WORK INSTRUCTIONS> Reproduce each line of the material exactly, minus any picture.
## Start DATA TO USE
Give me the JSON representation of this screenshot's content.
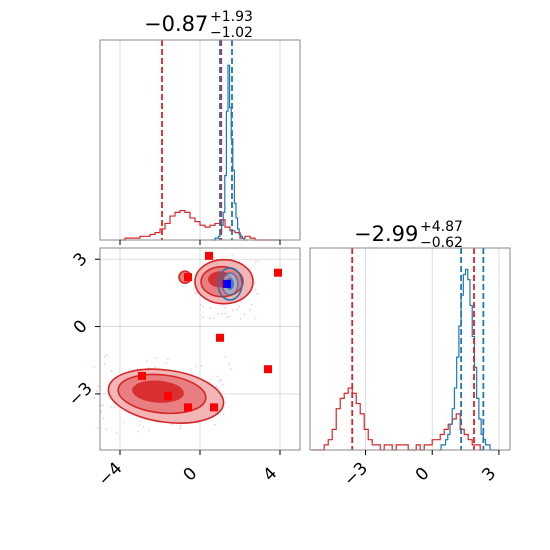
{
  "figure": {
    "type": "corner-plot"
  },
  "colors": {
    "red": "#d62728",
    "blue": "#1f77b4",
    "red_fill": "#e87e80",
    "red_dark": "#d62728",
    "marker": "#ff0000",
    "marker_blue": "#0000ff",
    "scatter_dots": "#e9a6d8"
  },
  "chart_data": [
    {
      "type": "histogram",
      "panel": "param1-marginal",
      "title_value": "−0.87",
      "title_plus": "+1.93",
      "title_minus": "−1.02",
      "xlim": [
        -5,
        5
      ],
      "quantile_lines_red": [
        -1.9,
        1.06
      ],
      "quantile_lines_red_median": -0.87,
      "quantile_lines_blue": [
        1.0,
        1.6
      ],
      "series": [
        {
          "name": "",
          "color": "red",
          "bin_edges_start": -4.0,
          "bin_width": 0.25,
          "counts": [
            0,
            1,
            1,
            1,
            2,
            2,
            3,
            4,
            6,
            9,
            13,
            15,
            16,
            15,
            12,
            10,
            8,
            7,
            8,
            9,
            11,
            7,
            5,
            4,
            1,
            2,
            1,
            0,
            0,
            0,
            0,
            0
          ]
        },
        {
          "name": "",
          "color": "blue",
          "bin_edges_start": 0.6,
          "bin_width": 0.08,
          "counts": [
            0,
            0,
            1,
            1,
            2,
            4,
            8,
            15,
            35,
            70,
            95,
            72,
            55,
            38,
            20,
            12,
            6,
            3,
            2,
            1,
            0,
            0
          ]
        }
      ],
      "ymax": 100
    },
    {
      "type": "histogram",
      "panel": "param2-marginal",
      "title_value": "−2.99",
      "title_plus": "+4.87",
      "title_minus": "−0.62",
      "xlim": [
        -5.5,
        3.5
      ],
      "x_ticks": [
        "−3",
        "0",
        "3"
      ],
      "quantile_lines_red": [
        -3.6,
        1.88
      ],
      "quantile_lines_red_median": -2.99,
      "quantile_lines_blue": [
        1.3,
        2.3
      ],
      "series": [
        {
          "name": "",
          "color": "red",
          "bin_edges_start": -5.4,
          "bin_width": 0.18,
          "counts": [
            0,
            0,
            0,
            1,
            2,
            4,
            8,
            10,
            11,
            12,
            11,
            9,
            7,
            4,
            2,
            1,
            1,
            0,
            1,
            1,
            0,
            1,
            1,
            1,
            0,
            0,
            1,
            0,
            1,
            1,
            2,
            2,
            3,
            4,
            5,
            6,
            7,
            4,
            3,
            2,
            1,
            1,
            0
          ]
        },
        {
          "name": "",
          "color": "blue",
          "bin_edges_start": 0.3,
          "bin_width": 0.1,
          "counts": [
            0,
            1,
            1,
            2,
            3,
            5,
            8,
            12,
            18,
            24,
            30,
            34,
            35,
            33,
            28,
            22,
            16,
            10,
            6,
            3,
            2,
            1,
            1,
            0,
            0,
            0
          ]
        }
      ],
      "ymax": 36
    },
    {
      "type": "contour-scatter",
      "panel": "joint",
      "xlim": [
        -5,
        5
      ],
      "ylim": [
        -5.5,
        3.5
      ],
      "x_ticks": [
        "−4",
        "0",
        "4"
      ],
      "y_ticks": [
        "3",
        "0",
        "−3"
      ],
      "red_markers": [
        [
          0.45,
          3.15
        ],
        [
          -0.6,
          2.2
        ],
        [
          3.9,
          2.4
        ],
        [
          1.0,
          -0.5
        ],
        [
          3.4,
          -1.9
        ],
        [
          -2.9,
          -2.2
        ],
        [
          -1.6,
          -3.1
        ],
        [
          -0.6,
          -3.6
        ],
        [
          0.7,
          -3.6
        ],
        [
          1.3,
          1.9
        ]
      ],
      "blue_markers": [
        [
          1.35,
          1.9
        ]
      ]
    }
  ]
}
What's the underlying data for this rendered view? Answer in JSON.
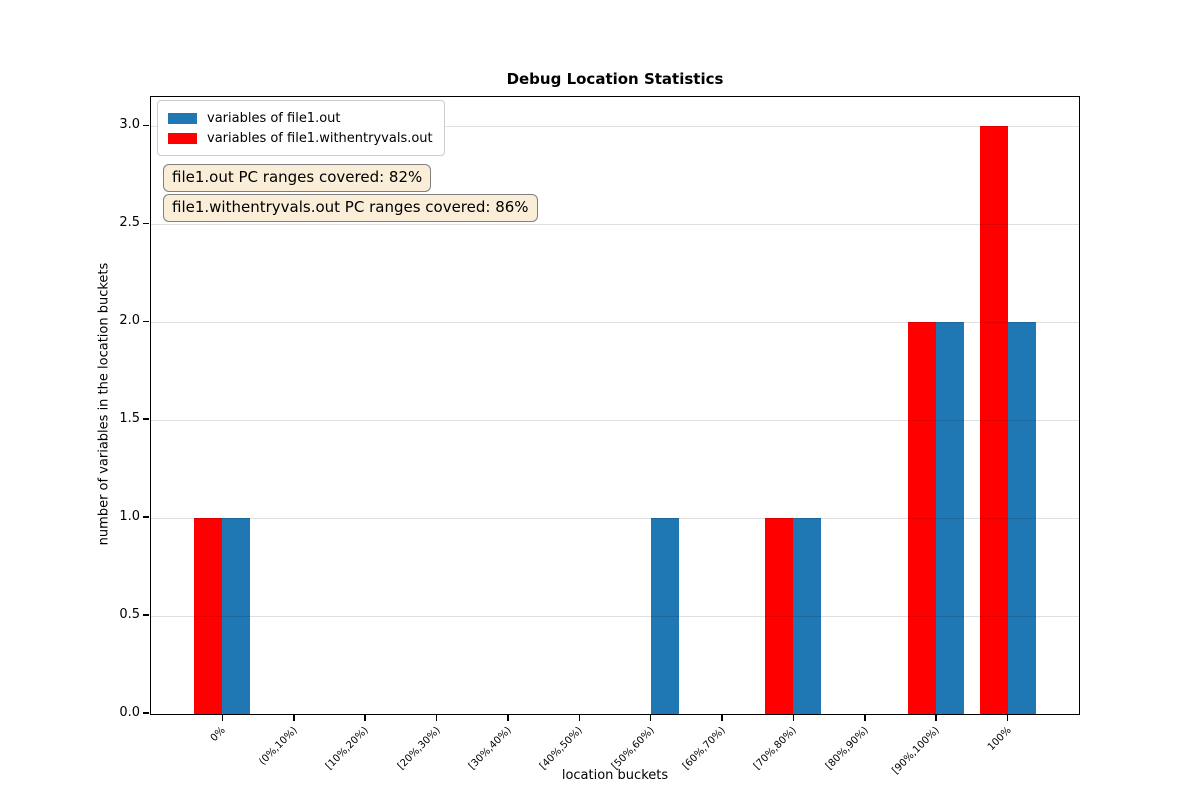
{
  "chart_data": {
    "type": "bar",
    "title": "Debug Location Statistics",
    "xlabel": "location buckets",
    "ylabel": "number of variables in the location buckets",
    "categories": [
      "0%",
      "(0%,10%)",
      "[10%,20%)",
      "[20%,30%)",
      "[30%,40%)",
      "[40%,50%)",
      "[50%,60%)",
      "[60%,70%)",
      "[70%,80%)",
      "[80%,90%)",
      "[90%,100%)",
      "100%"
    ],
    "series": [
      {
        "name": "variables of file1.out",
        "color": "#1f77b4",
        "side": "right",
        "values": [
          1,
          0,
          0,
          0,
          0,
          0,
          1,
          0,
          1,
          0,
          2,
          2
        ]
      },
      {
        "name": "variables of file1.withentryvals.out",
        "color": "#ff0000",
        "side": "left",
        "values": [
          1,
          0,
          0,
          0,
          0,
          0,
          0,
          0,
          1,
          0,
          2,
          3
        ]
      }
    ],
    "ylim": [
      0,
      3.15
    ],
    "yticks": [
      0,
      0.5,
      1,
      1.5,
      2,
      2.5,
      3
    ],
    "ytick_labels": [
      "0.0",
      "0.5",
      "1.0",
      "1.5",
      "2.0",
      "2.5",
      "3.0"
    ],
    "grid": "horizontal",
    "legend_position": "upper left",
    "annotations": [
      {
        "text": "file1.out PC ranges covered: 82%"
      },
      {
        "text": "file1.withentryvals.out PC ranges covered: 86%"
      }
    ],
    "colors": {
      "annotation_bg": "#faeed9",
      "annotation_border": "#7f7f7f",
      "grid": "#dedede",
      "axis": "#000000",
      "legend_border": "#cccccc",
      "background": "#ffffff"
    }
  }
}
## End DATA TO USE
SOLVED EXERCISE>
Give me the JSON representation of this screenshot's content.
{
  "figure": {
    "type": "corner-plot"
  },
  "colors": {
    "red": "#d62728",
    "blue": "#1f77b4",
    "red_fill": "#e87e80",
    "red_dark": "#d62728",
    "marker": "#ff0000",
    "marker_blue": "#0000ff",
    "scatter_dots": "#e9a6d8"
  },
  "chart_data": [
    {
      "type": "histogram",
      "panel": "param1-marginal",
      "title_value": "−0.87",
      "title_plus": "+1.93",
      "title_minus": "−1.02",
      "xlim": [
        -5,
        5
      ],
      "quantile_lines_red": [
        -1.9,
        1.06
      ],
      "quantile_lines_red_median": -0.87,
      "quantile_lines_blue": [
        1.0,
        1.6
      ],
      "series": [
        {
          "name": "",
          "color": "red",
          "bin_edges_start": -4.0,
          "bin_width": 0.25,
          "counts": [
            0,
            1,
            1,
            1,
            2,
            2,
            3,
            4,
            6,
            9,
            13,
            15,
            16,
            15,
            12,
            10,
            8,
            7,
            8,
            9,
            11,
            7,
            5,
            4,
            1,
            2,
            1,
            0,
            0,
            0,
            0,
            0
          ]
        },
        {
          "name": "",
          "color": "blue",
          "bin_edges_start": 0.6,
          "bin_width": 0.08,
          "counts": [
            0,
            0,
            1,
            1,
            2,
            4,
            8,
            15,
            35,
            70,
            95,
            72,
            55,
            38,
            20,
            12,
            6,
            3,
            2,
            1,
            0,
            0
          ]
        }
      ],
      "ymax": 100
    },
    {
      "type": "histogram",
      "panel": "param2-marginal",
      "title_value": "−2.99",
      "title_plus": "+4.87",
      "title_minus": "−0.62",
      "xlim": [
        -5.5,
        3.5
      ],
      "x_ticks": [
        "−3",
        "0",
        "3"
      ],
      "quantile_lines_red": [
        -3.6,
        1.88
      ],
      "quantile_lines_red_median": -2.99,
      "quantile_lines_blue": [
        1.3,
        2.3
      ],
      "series": [
        {
          "name": "",
          "color": "red",
          "bin_edges_start": -5.4,
          "bin_width": 0.18,
          "counts": [
            0,
            0,
            0,
            1,
            2,
            4,
            8,
            10,
            11,
            12,
            11,
            9,
            7,
            4,
            2,
            1,
            1,
            0,
            1,
            1,
            0,
            1,
            1,
            1,
            0,
            0,
            1,
            0,
            1,
            1,
            2,
            2,
            3,
            4,
            5,
            6,
            7,
            4,
            3,
            2,
            1,
            1,
            0
          ]
        },
        {
          "name": "",
          "color": "blue",
          "bin_edges_start": 0.3,
          "bin_width": 0.1,
          "counts": [
            0,
            1,
            1,
            2,
            3,
            5,
            8,
            12,
            18,
            24,
            30,
            34,
            35,
            33,
            28,
            22,
            16,
            10,
            6,
            3,
            2,
            1,
            1,
            0,
            0,
            0
          ]
        }
      ],
      "ymax": 36
    },
    {
      "type": "contour-scatter",
      "panel": "joint",
      "xlim": [
        -5,
        5
      ],
      "ylim": [
        -5.5,
        3.5
      ],
      "x_ticks": [
        "−4",
        "0",
        "4"
      ],
      "y_ticks": [
        "3",
        "0",
        "−3"
      ],
      "red_markers": [
        [
          0.45,
          3.15
        ],
        [
          -0.6,
          2.2
        ],
        [
          3.9,
          2.4
        ],
        [
          1.0,
          -0.5
        ],
        [
          3.4,
          -1.9
        ],
        [
          -2.9,
          -2.2
        ],
        [
          -1.6,
          -3.1
        ],
        [
          -0.6,
          -3.6
        ],
        [
          0.7,
          -3.6
        ],
        [
          1.3,
          1.9
        ]
      ],
      "blue_markers": [
        [
          1.35,
          1.9
        ]
      ]
    }
  ]
}
What's the underlying data for this rendered view? Answer in JSON.
{
  "chart_data": {
    "type": "bar",
    "title": "Debug Location Statistics",
    "xlabel": "location buckets",
    "ylabel": "number of variables in the location buckets",
    "categories": [
      "0%",
      "(0%,10%)",
      "[10%,20%)",
      "[20%,30%)",
      "[30%,40%)",
      "[40%,50%)",
      "[50%,60%)",
      "[60%,70%)",
      "[70%,80%)",
      "[80%,90%)",
      "[90%,100%)",
      "100%"
    ],
    "series": [
      {
        "name": "variables of file1.out",
        "color": "#1f77b4",
        "side": "right",
        "values": [
          1,
          0,
          0,
          0,
          0,
          0,
          1,
          0,
          1,
          0,
          2,
          2
        ]
      },
      {
        "name": "variables of file1.withentryvals.out",
        "color": "#ff0000",
        "side": "left",
        "values": [
          1,
          0,
          0,
          0,
          0,
          0,
          0,
          0,
          1,
          0,
          2,
          3
        ]
      }
    ],
    "ylim": [
      0,
      3.15
    ],
    "yticks": [
      0,
      0.5,
      1,
      1.5,
      2,
      2.5,
      3
    ],
    "ytick_labels": [
      "0.0",
      "0.5",
      "1.0",
      "1.5",
      "2.0",
      "2.5",
      "3.0"
    ],
    "grid": "horizontal",
    "legend_position": "upper left",
    "annotations": [
      {
        "text": "file1.out PC ranges covered: 82%"
      },
      {
        "text": "file1.withentryvals.out PC ranges covered: 86%"
      }
    ],
    "colors": {
      "annotation_bg": "#faeed9",
      "annotation_border": "#7f7f7f",
      "grid": "#dedede",
      "axis": "#000000",
      "legend_border": "#cccccc",
      "background": "#ffffff"
    }
  }
}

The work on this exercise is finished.